*Set exercise*:
Return every line below as is, leaving out the pictures.

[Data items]
********************

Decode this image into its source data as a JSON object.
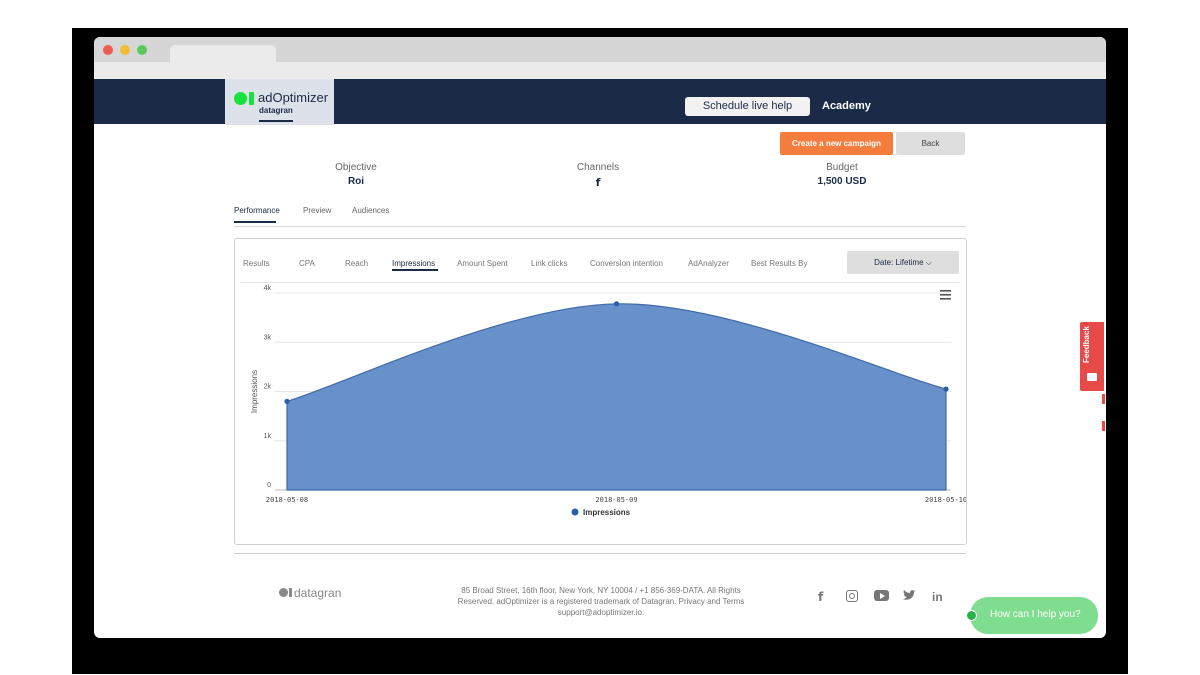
{
  "brand": {
    "name": "adOptimizer",
    "sub": "datagran"
  },
  "header": {
    "schedule_label": "Schedule live help",
    "academy_label": "Academy"
  },
  "actions": {
    "create_label": "Create a new campaign",
    "back_label": "Back"
  },
  "summary": {
    "objective": {
      "label": "Objective",
      "value": "Roi"
    },
    "channels": {
      "label": "Channels",
      "value": "f"
    },
    "budget": {
      "label": "Budget",
      "value": "1,500 USD"
    }
  },
  "sub_tabs": [
    "Performance",
    "Preview",
    "Audiences"
  ],
  "metric_tabs": [
    "Results",
    "CPA",
    "Reach",
    "Impressions",
    "Amount Spent",
    "Link clicks",
    "Conversion intention",
    "AdAnalyzer",
    "Best Results By"
  ],
  "date_filter": "Date: Lifetime",
  "chart_data": {
    "type": "area",
    "x": [
      "2018-05-08",
      "2018-05-09",
      "2018-05-10"
    ],
    "series": [
      {
        "name": "Impressions",
        "values": [
          1800,
          3780,
          2050
        ],
        "color": "#5b87c5"
      }
    ],
    "ylabel": "Impressions",
    "yticks": [
      "0",
      "1k",
      "2k",
      "3k",
      "4k"
    ],
    "ylim": [
      0,
      4000
    ],
    "grid": true,
    "legend": "bottom-center"
  },
  "footer": {
    "logo_text": "datagran",
    "address_line1": "85 Broad Street, 16th floor, New York, NY 10004 / +1 856-369-DATA. All Rights",
    "address_line2": "Reserved. adOptimizer is a registered trademark of Datagran. Privacy and Terms",
    "address_line3": "support@adoptimizer.io.",
    "social": [
      "facebook-icon",
      "instagram-icon",
      "youtube-icon",
      "twitter-icon",
      "linkedin-icon"
    ]
  },
  "feedback_label": "Feedback",
  "chat_label": "How can I help you?",
  "colors": {
    "header": "#1b2a47",
    "accent": "#f47c3c",
    "brand_green": "#17e23f",
    "chart_fill": "#5b87c5",
    "feedback": "#e84a4a",
    "chat": "#7fdd8f"
  }
}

********************

*The output*:
Decode this image into its source data as a JSON object.
{
  "brand": {
    "name": "adOptimizer",
    "sub": "datagran"
  },
  "header": {
    "schedule_label": "Schedule live help",
    "academy_label": "Academy"
  },
  "actions": {
    "create_label": "Create a new campaign",
    "back_label": "Back"
  },
  "summary": {
    "objective": {
      "label": "Objective",
      "value": "Roi"
    },
    "channels": {
      "label": "Channels",
      "value": "f"
    },
    "budget": {
      "label": "Budget",
      "value": "1,500 USD"
    }
  },
  "sub_tabs": [
    "Performance",
    "Preview",
    "Audiences"
  ],
  "metric_tabs": [
    "Results",
    "CPA",
    "Reach",
    "Impressions",
    "Amount Spent",
    "Link clicks",
    "Conversion intention",
    "AdAnalyzer",
    "Best Results By"
  ],
  "date_filter": "Date: Lifetime",
  "chart_data": {
    "type": "area",
    "x": [
      "2018-05-08",
      "2018-05-09",
      "2018-05-10"
    ],
    "series": [
      {
        "name": "Impressions",
        "values": [
          1800,
          3780,
          2050
        ],
        "color": "#5b87c5"
      }
    ],
    "ylabel": "Impressions",
    "yticks": [
      "0",
      "1k",
      "2k",
      "3k",
      "4k"
    ],
    "ylim": [
      0,
      4000
    ],
    "grid": true,
    "legend": "bottom-center"
  },
  "footer": {
    "logo_text": "datagran",
    "address_line1": "85 Broad Street, 16th floor, New York, NY 10004 / +1 856-369-DATA. All Rights",
    "address_line2": "Reserved. adOptimizer is a registered trademark of Datagran. Privacy and Terms",
    "address_line3": "support@adoptimizer.io.",
    "social": [
      "facebook-icon",
      "instagram-icon",
      "youtube-icon",
      "twitter-icon",
      "linkedin-icon"
    ]
  },
  "feedback_label": "Feedback",
  "chat_label": "How can I help you?",
  "colors": {
    "header": "#1b2a47",
    "accent": "#f47c3c",
    "brand_green": "#17e23f",
    "chart_fill": "#5b87c5",
    "feedback": "#e84a4a",
    "chat": "#7fdd8f"
  }
}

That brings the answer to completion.